TASK STATEMENT:
Find the string "TradingView" in the records. Copy every line it appears in.

──────── DATASET RECORDS ────────

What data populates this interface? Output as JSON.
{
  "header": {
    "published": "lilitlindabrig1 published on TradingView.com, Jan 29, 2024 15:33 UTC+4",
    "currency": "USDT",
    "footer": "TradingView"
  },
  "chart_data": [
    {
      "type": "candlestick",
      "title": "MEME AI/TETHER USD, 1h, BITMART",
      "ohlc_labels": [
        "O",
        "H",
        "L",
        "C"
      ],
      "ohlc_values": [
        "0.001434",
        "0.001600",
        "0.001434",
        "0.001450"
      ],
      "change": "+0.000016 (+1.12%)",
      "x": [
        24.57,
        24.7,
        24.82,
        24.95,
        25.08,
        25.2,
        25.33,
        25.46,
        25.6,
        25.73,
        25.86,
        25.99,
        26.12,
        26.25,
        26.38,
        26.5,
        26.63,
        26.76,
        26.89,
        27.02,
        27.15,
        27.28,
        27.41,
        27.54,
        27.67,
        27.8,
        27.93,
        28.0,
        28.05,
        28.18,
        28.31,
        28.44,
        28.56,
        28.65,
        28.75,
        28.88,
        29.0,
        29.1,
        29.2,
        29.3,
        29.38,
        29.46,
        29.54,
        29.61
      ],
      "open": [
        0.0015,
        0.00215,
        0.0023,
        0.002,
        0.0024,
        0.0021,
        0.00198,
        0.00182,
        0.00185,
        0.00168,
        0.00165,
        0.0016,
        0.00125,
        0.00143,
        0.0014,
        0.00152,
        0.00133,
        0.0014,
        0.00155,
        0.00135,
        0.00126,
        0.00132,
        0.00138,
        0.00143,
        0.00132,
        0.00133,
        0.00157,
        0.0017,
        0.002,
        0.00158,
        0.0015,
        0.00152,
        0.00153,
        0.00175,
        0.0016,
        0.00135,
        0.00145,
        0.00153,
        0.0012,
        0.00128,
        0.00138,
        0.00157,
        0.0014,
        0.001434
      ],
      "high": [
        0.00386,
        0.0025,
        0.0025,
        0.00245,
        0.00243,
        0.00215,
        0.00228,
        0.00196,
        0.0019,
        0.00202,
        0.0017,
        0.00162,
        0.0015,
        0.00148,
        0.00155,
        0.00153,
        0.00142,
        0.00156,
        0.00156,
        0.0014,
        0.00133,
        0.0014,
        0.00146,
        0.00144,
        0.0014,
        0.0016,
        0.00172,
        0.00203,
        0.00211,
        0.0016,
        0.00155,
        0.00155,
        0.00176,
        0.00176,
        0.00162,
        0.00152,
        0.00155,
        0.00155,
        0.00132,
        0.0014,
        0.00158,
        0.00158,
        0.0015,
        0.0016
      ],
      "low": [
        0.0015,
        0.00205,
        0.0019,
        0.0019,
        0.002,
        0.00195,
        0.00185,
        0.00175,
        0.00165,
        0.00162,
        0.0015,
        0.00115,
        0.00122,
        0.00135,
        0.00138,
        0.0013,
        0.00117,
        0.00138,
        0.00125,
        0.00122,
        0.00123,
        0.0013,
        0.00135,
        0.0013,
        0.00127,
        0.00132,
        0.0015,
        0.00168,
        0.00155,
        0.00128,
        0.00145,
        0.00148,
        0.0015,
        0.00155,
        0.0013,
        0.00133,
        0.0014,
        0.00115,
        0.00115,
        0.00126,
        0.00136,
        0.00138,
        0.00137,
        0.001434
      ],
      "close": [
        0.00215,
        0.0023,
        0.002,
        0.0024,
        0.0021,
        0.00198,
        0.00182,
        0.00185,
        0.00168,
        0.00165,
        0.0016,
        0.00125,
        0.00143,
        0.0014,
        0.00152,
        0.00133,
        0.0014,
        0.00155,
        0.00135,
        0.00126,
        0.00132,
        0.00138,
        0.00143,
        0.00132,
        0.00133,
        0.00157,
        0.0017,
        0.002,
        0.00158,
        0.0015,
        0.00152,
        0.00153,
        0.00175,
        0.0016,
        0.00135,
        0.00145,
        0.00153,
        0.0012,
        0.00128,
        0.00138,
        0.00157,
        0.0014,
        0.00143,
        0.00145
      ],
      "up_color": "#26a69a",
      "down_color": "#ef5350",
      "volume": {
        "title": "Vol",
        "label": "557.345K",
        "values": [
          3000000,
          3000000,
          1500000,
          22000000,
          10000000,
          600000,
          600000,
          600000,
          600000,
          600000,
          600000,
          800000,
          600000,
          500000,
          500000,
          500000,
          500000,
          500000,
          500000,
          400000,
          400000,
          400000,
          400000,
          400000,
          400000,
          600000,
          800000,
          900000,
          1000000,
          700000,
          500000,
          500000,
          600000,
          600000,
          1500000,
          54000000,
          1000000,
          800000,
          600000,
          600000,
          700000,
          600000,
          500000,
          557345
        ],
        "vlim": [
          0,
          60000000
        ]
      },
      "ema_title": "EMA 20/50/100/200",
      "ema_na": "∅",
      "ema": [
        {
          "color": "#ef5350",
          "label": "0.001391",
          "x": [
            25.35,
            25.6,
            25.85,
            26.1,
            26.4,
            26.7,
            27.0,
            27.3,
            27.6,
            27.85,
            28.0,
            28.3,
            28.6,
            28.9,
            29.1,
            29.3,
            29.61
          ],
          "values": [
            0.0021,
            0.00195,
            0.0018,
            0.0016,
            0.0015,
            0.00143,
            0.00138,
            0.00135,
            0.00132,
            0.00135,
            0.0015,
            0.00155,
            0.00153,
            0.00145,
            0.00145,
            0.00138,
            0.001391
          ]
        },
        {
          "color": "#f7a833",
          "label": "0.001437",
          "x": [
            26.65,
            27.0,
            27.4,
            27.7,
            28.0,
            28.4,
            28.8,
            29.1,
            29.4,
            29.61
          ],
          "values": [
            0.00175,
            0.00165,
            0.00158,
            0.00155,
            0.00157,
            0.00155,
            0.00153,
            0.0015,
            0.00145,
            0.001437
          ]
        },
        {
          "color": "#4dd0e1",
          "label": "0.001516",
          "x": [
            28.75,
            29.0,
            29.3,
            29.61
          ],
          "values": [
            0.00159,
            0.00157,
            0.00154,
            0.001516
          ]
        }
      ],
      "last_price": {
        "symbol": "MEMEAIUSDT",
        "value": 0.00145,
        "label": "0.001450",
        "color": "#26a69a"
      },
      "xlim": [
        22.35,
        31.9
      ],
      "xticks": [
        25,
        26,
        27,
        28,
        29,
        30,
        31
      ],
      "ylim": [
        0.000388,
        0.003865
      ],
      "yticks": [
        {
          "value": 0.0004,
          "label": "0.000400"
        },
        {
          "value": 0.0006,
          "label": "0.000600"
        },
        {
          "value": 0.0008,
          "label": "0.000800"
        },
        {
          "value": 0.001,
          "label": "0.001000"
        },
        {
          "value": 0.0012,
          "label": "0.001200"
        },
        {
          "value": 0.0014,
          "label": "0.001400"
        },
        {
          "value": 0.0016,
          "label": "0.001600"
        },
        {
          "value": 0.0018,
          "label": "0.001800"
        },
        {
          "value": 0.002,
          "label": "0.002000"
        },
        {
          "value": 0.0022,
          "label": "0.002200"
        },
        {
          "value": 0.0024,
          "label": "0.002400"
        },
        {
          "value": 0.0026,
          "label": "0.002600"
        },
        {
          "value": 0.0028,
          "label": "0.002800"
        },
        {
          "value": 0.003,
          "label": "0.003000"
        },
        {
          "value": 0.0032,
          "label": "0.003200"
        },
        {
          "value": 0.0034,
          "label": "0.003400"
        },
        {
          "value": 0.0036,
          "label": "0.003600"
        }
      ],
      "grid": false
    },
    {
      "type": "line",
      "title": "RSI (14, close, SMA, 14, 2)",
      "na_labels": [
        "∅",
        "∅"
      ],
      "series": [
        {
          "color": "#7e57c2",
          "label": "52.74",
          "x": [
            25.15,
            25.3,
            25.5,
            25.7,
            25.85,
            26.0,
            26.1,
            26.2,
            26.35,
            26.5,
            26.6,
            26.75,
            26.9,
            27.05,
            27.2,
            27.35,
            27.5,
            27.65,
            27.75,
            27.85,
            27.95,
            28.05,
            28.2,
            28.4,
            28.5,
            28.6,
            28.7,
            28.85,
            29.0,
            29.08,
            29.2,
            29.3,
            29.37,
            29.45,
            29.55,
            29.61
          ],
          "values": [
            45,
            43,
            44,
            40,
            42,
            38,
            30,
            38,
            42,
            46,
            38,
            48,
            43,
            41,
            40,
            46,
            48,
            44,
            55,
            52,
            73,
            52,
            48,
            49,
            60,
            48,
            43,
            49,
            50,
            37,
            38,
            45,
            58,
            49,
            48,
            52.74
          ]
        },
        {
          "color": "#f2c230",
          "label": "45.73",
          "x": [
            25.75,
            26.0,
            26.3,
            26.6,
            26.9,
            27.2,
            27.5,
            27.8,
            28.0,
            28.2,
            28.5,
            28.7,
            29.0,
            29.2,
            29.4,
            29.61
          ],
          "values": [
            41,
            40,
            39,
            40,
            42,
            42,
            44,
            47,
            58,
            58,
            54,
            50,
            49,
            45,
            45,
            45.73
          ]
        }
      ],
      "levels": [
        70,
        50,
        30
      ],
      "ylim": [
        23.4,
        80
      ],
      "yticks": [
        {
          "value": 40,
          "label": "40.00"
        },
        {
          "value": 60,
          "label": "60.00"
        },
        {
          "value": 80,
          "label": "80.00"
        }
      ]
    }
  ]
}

────────

WRITTEN RESPONSE:
    "published": "lilitlindabrig1 published on TradingView.com, Jan 29, 2024 15:33 UTC+4",
    "footer": "TradingView"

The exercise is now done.